EXERCISE DETAILS
Go through the material below and copy all lines with "index".

RAW RECORDS
** BEGIN **

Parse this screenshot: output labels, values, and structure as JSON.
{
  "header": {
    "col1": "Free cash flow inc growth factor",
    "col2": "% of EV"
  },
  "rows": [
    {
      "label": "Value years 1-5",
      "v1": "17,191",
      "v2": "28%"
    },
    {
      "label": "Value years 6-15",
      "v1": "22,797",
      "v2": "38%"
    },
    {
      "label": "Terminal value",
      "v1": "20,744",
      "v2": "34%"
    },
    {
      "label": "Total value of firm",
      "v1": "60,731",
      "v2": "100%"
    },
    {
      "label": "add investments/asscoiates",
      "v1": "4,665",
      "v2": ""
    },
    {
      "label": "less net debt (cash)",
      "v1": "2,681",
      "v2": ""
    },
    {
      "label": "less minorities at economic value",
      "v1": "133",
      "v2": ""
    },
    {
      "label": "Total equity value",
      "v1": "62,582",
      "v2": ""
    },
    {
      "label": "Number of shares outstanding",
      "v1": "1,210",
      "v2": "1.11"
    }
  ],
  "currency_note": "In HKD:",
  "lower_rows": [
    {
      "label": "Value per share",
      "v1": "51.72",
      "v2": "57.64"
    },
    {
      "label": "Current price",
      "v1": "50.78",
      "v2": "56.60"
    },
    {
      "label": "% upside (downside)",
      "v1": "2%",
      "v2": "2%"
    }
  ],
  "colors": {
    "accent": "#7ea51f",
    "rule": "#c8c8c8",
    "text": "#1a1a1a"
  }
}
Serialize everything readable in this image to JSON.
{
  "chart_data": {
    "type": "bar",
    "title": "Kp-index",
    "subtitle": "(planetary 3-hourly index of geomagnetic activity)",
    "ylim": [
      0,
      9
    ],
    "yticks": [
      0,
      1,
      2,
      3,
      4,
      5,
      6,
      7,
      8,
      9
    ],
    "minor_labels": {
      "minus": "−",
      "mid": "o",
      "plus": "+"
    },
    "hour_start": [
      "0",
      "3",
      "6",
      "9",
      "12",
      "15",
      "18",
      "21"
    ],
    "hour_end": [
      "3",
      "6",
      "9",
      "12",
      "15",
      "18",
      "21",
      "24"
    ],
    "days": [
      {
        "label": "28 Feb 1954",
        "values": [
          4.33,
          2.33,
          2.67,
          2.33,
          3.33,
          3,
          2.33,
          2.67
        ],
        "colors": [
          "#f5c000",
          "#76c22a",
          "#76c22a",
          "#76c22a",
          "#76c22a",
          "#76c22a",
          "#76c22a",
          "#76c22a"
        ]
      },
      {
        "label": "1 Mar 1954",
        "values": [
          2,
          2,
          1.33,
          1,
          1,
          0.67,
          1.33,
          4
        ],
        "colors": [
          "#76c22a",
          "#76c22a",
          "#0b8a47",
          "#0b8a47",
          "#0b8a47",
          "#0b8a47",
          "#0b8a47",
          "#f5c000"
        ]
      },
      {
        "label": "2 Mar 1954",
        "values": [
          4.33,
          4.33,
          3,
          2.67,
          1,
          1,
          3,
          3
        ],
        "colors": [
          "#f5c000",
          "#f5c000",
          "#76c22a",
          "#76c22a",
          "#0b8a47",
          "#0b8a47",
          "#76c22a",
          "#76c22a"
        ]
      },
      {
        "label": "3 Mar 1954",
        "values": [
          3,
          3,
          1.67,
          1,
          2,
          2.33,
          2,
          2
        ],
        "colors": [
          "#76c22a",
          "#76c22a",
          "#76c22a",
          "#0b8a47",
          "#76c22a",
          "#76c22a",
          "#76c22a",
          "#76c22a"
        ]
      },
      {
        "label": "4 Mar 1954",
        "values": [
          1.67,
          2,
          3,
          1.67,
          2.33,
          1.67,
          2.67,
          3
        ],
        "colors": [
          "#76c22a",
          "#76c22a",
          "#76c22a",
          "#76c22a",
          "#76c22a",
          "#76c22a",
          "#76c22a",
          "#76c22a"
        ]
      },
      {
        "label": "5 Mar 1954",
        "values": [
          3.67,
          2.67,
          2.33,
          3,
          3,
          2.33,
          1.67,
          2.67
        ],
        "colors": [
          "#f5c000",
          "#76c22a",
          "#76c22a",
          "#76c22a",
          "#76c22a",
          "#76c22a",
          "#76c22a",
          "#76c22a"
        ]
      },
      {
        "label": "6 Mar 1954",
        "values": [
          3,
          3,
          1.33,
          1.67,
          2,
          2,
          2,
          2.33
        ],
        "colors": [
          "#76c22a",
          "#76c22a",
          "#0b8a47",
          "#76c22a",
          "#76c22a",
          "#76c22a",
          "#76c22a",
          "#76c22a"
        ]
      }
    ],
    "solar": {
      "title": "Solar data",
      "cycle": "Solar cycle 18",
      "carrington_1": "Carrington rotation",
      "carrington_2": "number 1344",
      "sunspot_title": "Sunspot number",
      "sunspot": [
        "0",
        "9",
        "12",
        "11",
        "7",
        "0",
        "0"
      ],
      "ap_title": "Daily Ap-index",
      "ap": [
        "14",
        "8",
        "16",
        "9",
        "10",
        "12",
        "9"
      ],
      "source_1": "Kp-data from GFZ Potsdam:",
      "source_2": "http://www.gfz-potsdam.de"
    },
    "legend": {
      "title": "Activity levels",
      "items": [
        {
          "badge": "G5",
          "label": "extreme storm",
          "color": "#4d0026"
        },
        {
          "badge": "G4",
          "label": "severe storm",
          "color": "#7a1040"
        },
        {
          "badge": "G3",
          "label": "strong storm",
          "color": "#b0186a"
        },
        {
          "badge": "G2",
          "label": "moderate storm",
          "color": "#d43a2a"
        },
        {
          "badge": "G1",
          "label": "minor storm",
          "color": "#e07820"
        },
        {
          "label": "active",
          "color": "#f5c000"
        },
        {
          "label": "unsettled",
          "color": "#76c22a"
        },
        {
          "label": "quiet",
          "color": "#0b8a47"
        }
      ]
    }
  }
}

** END **

TASK SOLUTION
    "title": "Kp-index",
    "subtitle": "(planetary 3-hourly index of geomagnetic activity)",
      "ap_title": "Daily Ap-index",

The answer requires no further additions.